### Task material

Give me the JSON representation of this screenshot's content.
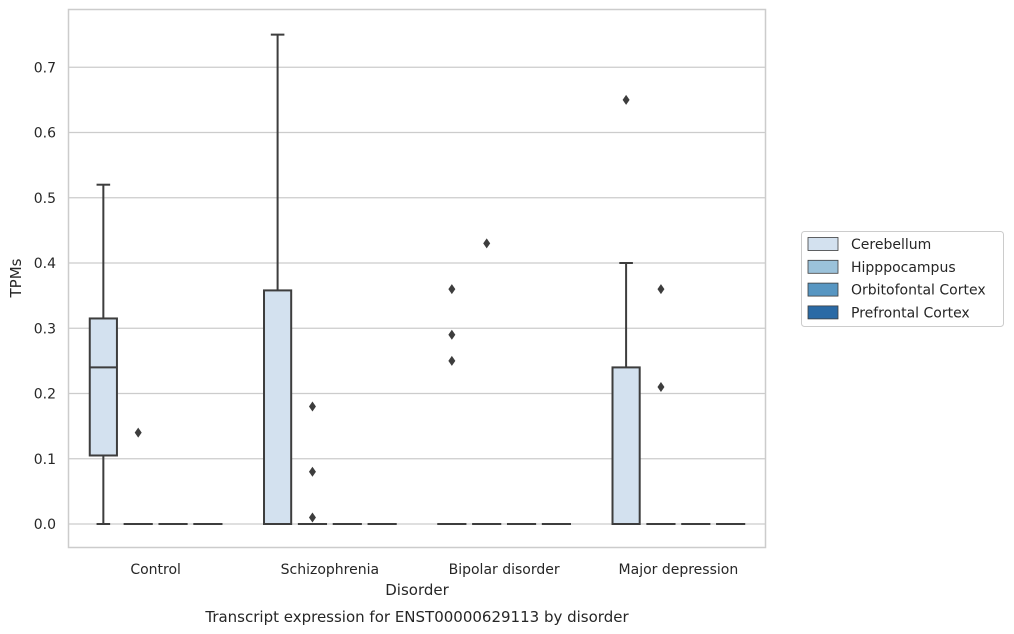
{
  "chart_data": {
    "type": "box",
    "caption": "Transcript expression for ENST00000629113 by disorder",
    "xlabel": "Disorder",
    "ylabel": "TPMs",
    "ylim": [
      -0.035,
      0.79
    ],
    "yticks": [
      0.0,
      0.1,
      0.2,
      0.3,
      0.4,
      0.5,
      0.6,
      0.7
    ],
    "ytick_labels": [
      "0.0",
      "0.1",
      "0.2",
      "0.3",
      "0.4",
      "0.5",
      "0.6",
      "0.7"
    ],
    "grid": "horizontal",
    "legend_position": "right",
    "categories": [
      "Control",
      "Schizophrenia",
      "Bipolar disorder",
      "Major depression"
    ],
    "series": [
      {
        "name": "Cerebellum",
        "color": "#d3e1ef",
        "boxes": [
          {
            "whislo": 0.0,
            "q1": 0.105,
            "med": 0.24,
            "q3": 0.315,
            "whishi": 0.52,
            "fliers": []
          },
          {
            "whislo": 0.0,
            "q1": 0.0,
            "med": 0.0,
            "q3": 0.358,
            "whishi": 0.75,
            "fliers": []
          },
          {
            "whislo": 0.0,
            "q1": 0.0,
            "med": 0.0,
            "q3": 0.0,
            "whishi": 0.0,
            "fliers": [
              0.25,
              0.29,
              0.36
            ]
          },
          {
            "whislo": 0.0,
            "q1": 0.0,
            "med": 0.0,
            "q3": 0.24,
            "whishi": 0.4,
            "fliers": [
              0.65
            ]
          }
        ]
      },
      {
        "name": "Hipppocampus",
        "color": "#9bc2da",
        "boxes": [
          {
            "whislo": 0.0,
            "q1": 0.0,
            "med": 0.0,
            "q3": 0.0,
            "whishi": 0.0,
            "fliers": [
              0.14
            ]
          },
          {
            "whislo": 0.0,
            "q1": 0.0,
            "med": 0.0,
            "q3": 0.0,
            "whishi": 0.0,
            "fliers": [
              0.01,
              0.08,
              0.18
            ]
          },
          {
            "whislo": 0.0,
            "q1": 0.0,
            "med": 0.0,
            "q3": 0.0,
            "whishi": 0.0,
            "fliers": [
              0.43
            ]
          },
          {
            "whislo": 0.0,
            "q1": 0.0,
            "med": 0.0,
            "q3": 0.0,
            "whishi": 0.0,
            "fliers": [
              0.21,
              0.36
            ]
          }
        ]
      },
      {
        "name": "Orbitofontal Cortex",
        "color": "#5796c2",
        "boxes": [
          {
            "whislo": 0.0,
            "q1": 0.0,
            "med": 0.0,
            "q3": 0.0,
            "whishi": 0.0,
            "fliers": []
          },
          {
            "whislo": 0.0,
            "q1": 0.0,
            "med": 0.0,
            "q3": 0.0,
            "whishi": 0.0,
            "fliers": []
          },
          {
            "whislo": 0.0,
            "q1": 0.0,
            "med": 0.0,
            "q3": 0.0,
            "whishi": 0.0,
            "fliers": []
          },
          {
            "whislo": 0.0,
            "q1": 0.0,
            "med": 0.0,
            "q3": 0.0,
            "whishi": 0.0,
            "fliers": []
          }
        ]
      },
      {
        "name": "Prefrontal Cortex",
        "color": "#2a6aa5",
        "boxes": [
          {
            "whislo": 0.0,
            "q1": 0.0,
            "med": 0.0,
            "q3": 0.0,
            "whishi": 0.0,
            "fliers": []
          },
          {
            "whislo": 0.0,
            "q1": 0.0,
            "med": 0.0,
            "q3": 0.0,
            "whishi": 0.0,
            "fliers": []
          },
          {
            "whislo": 0.0,
            "q1": 0.0,
            "med": 0.0,
            "q3": 0.0,
            "whishi": 0.0,
            "fliers": []
          },
          {
            "whislo": 0.0,
            "q1": 0.0,
            "med": 0.0,
            "q3": 0.0,
            "whishi": 0.0,
            "fliers": []
          }
        ]
      }
    ]
  }
}
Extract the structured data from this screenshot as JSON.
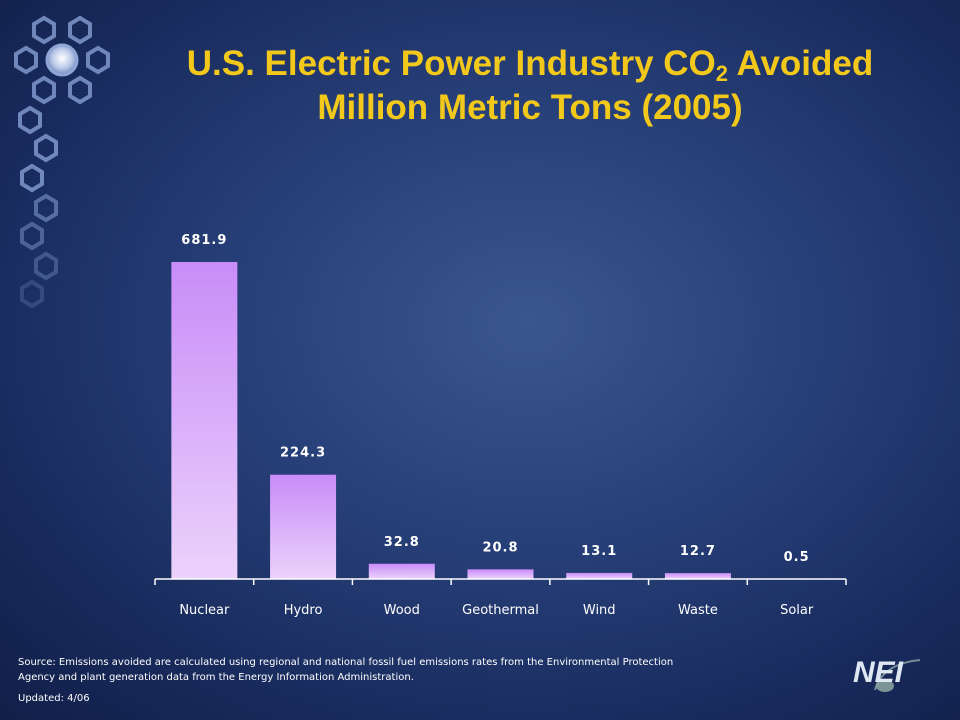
{
  "slide": {
    "title_line1_prefix": "U.S. Electric Power Industry CO",
    "title_subscript": "2",
    "title_line1_suffix": " Avoided",
    "title_line2": "Million Metric Tons (2005)"
  },
  "footer": {
    "source": "Source: Emissions avoided are calculated using regional and national fossil fuel emissions rates from the Environmental Protection Agency and plant generation data from the Energy Information Administration.",
    "updated": "Updated: 4/06"
  },
  "logo": {
    "text": "NEI",
    "icon": "nei-logo-icon"
  },
  "colors": {
    "title": "#f2c81a",
    "bar_top": "#c88cf8",
    "bar_bottom": "#ecd2fb",
    "axis": "#ffffff",
    "labels": "#ffffff"
  },
  "chart_data": {
    "type": "bar",
    "title": "U.S. Electric Power Industry CO2 Avoided Million Metric Tons (2005)",
    "categories": [
      "Nuclear",
      "Hydro",
      "Wood",
      "Geothermal",
      "Wind",
      "Waste",
      "Solar"
    ],
    "values": [
      681.9,
      224.3,
      32.8,
      20.8,
      13.1,
      12.7,
      0.5
    ],
    "data_labels": [
      "681.9",
      "224.3",
      "32.8",
      "20.8",
      "13.1",
      "12.7",
      "0.5"
    ],
    "xlabel": "",
    "ylabel": "",
    "ylim": [
      0,
      681.9
    ],
    "grid": false,
    "legend": "none"
  }
}
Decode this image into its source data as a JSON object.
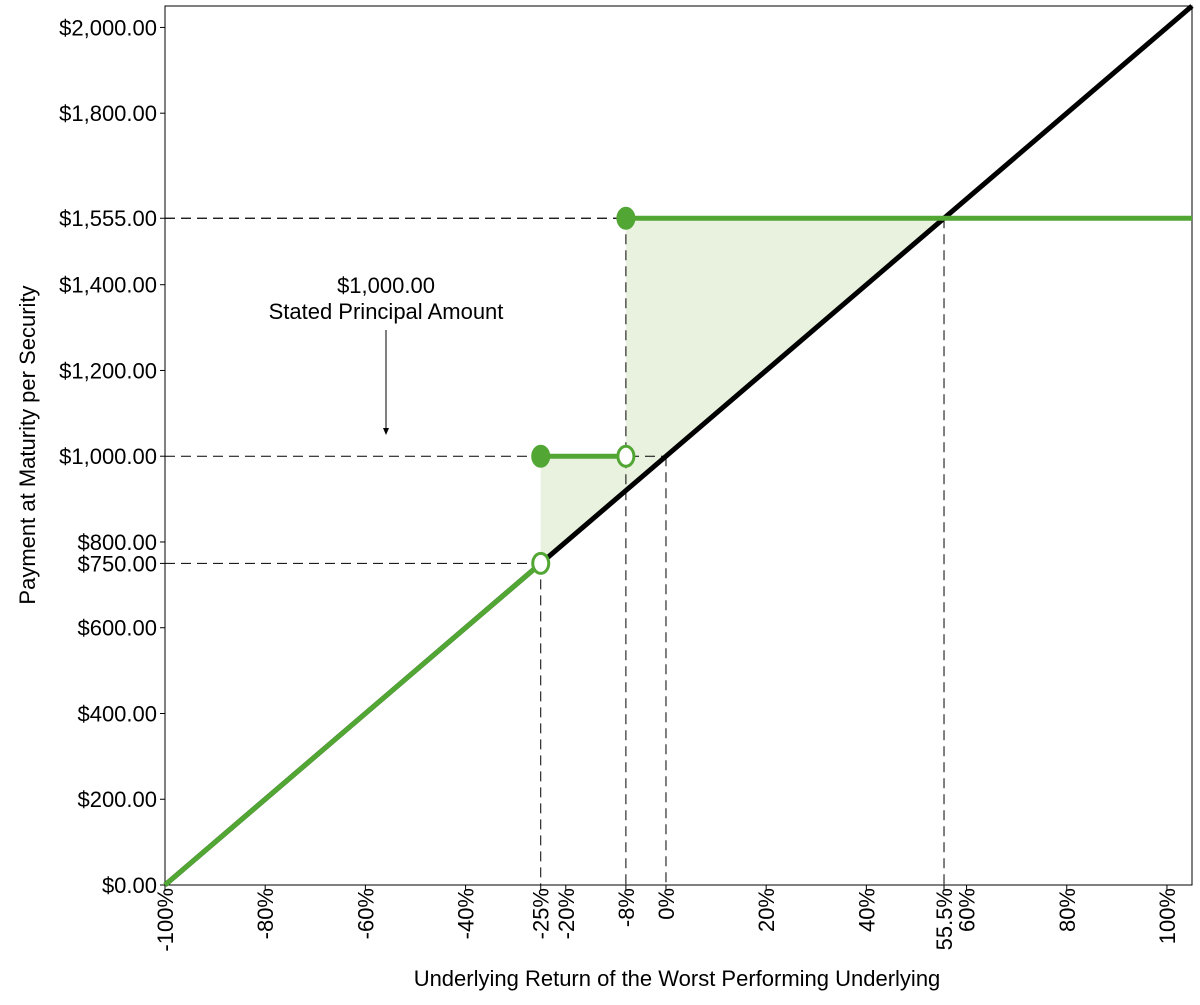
{
  "chart_data": {
    "type": "line",
    "x_label": "Underlying Return of the Worst Performing Underlying",
    "y_label": "Payment at Maturity per Security",
    "annotation": [
      "$1,000.00",
      "Stated Principal Amount"
    ],
    "xlim": [
      -100,
      105
    ],
    "ylim": [
      0,
      2050
    ],
    "xticks": [
      {
        "value": -100,
        "label": "-100%"
      },
      {
        "value": -80,
        "label": "-80%"
      },
      {
        "value": -60,
        "label": "-60%"
      },
      {
        "value": -40,
        "label": "-40%"
      },
      {
        "value": -25,
        "label": "-25%"
      },
      {
        "value": -20,
        "label": "-20%"
      },
      {
        "value": -8,
        "label": "-8%"
      },
      {
        "value": 0,
        "label": "0%"
      },
      {
        "value": 20,
        "label": "20%"
      },
      {
        "value": 40,
        "label": "40%"
      },
      {
        "value": 55.5,
        "label": "55.5%"
      },
      {
        "value": 60,
        "label": "60%"
      },
      {
        "value": 80,
        "label": "80%"
      },
      {
        "value": 100,
        "label": "100%"
      }
    ],
    "yticks": [
      {
        "value": 0,
        "label": "$0.00"
      },
      {
        "value": 200,
        "label": "$200.00"
      },
      {
        "value": 400,
        "label": "$400.00"
      },
      {
        "value": 600,
        "label": "$600.00"
      },
      {
        "value": 750,
        "label": "$750.00"
      },
      {
        "value": 800,
        "label": "$800.00"
      },
      {
        "value": 1000,
        "label": "$1,000.00"
      },
      {
        "value": 1200,
        "label": "$1,200.00"
      },
      {
        "value": 1400,
        "label": "$1,400.00"
      },
      {
        "value": 1555,
        "label": "$1,555.00"
      },
      {
        "value": 1800,
        "label": "$1,800.00"
      },
      {
        "value": 2000,
        "label": "$2,000.00"
      }
    ],
    "fill_area": {
      "color": "#e9f2de",
      "x": [
        -25,
        -25,
        -8,
        -8,
        55.5
      ],
      "values": [
        750,
        1000,
        1000,
        1555,
        1555
      ]
    },
    "series": [
      {
        "color": "#000000",
        "x": [
          -100,
          105
        ],
        "values": [
          0,
          2050
        ]
      },
      {
        "color": "#52a634",
        "x": [
          -100,
          -25,
          -25,
          -25,
          -8,
          -8,
          -8,
          105
        ],
        "values": [
          0,
          750,
          null,
          1000,
          1000,
          null,
          1555,
          1555
        ]
      }
    ],
    "guides": [
      {
        "x": -8,
        "y": 1555
      },
      {
        "x": 55.5,
        "y": 1555
      },
      {
        "x": 0,
        "y": 1000
      },
      {
        "x": -25,
        "y": 750
      }
    ],
    "markers": [
      {
        "x": -25,
        "y": 1000,
        "filled": true
      },
      {
        "x": -25,
        "y": 750,
        "filled": false
      },
      {
        "x": -8,
        "y": 1000,
        "filled": false
      },
      {
        "x": -8,
        "y": 1555,
        "filled": true
      }
    ],
    "marker_color": "#52a634"
  }
}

### Aim
Find and copy every line in the entries above where the string "Power" occurs.

### Solution below
    "title_line1_prefix": "U.S. Electric Power Industry CO",
    "title": "U.S. Electric Power Industry CO2 Avoided Million Metric Tons (2005)",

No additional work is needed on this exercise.